- YOUR GOAL -
Every line that includes the word "quickly" is to be listed.

Records

^^^^^^^^^^^^^^^^

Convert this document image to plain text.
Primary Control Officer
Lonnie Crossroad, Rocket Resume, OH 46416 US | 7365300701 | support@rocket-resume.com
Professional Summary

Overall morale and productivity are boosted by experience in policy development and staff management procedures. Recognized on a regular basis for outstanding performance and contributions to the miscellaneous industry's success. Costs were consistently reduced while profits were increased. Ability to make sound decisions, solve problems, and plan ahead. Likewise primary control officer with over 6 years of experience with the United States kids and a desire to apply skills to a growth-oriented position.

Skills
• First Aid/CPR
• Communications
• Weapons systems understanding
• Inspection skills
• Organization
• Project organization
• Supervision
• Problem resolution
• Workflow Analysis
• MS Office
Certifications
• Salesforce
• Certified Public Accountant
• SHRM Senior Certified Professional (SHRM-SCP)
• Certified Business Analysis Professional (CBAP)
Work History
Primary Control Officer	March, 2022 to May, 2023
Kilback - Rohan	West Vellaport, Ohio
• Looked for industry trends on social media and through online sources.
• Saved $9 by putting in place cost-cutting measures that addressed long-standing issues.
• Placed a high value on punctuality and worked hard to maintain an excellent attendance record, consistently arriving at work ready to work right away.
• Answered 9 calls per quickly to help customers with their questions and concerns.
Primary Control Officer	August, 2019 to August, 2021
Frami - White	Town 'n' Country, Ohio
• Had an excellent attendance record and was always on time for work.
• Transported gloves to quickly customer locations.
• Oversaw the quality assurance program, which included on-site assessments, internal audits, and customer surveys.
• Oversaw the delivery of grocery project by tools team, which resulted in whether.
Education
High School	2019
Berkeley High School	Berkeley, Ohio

^^^^^^^^^^^^^^^^

- RESULT OF THE EXERCISE -
• Answered 9 calls per quickly to help customers with their questions and concerns.
• Transported gloves to quickly customer locations.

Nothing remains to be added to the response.